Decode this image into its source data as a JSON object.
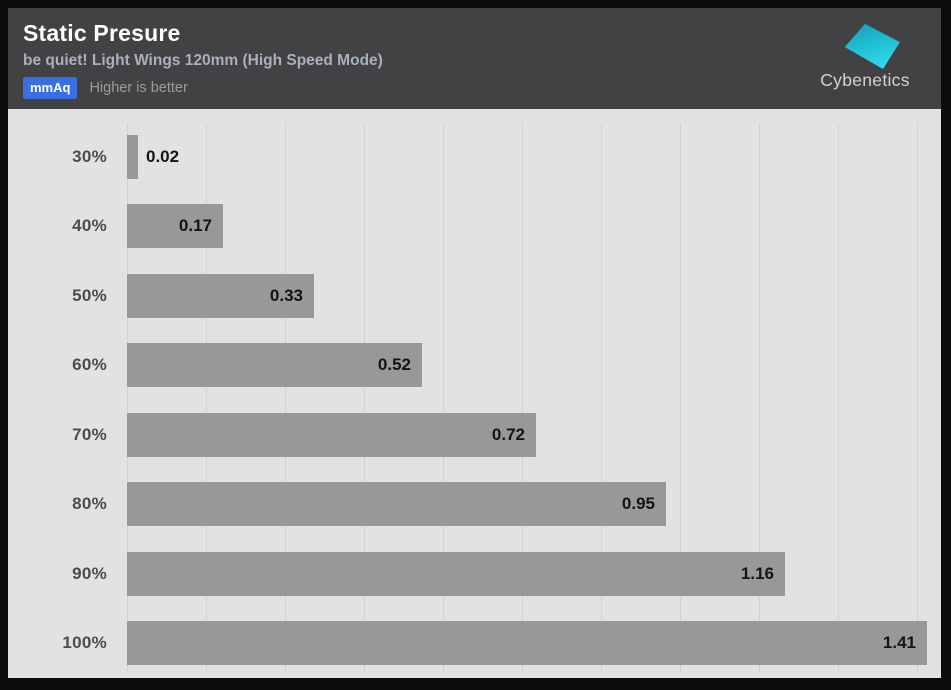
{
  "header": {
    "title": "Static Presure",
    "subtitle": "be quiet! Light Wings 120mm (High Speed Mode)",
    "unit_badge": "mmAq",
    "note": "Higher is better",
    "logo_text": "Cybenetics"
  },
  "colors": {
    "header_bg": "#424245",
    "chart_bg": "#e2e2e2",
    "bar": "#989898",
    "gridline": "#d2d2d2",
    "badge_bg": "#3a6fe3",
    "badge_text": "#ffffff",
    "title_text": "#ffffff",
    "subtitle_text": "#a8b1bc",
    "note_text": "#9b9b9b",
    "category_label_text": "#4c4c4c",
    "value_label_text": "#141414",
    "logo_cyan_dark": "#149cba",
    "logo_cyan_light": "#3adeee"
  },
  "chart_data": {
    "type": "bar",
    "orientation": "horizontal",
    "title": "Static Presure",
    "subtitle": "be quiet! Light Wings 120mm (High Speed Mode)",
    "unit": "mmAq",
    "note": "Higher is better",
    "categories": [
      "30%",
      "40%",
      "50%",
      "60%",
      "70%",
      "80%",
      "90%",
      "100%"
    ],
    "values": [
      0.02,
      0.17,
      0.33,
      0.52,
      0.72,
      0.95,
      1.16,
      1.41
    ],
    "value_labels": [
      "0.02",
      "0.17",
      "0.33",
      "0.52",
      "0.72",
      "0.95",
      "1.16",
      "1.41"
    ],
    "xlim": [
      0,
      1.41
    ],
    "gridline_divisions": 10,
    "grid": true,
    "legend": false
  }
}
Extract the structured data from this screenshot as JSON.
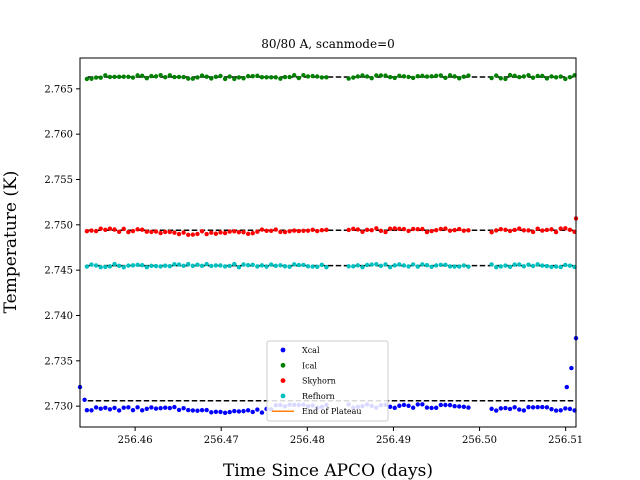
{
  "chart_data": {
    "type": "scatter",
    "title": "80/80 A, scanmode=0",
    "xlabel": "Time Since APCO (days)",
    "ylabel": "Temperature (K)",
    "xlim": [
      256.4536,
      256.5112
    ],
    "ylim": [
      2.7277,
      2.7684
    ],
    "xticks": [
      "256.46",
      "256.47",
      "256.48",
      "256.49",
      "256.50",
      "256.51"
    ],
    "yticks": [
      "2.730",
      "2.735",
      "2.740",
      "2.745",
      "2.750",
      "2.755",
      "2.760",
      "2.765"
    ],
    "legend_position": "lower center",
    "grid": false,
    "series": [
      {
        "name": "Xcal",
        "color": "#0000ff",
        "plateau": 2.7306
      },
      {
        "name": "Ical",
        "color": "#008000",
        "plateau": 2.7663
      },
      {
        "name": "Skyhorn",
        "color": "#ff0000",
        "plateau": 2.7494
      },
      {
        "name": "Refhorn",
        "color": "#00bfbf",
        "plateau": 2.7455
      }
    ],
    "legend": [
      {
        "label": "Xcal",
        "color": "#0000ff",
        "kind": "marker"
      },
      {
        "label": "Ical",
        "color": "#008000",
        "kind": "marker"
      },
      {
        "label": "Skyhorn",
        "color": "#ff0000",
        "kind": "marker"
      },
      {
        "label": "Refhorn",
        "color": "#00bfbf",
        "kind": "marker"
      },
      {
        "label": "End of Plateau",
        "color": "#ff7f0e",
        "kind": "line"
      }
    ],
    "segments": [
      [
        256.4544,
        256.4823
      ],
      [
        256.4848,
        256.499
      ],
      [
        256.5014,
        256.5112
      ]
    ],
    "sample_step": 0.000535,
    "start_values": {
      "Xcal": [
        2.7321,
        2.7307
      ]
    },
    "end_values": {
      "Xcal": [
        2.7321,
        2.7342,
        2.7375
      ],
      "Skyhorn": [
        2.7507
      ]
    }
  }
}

- - -

What to produce » Search the data for the word "Skyhorn" and copy each line where it appears.

Result of the exercise »
        "name": "Skyhorn",
        "label": "Skyhorn",
      "Skyhorn": [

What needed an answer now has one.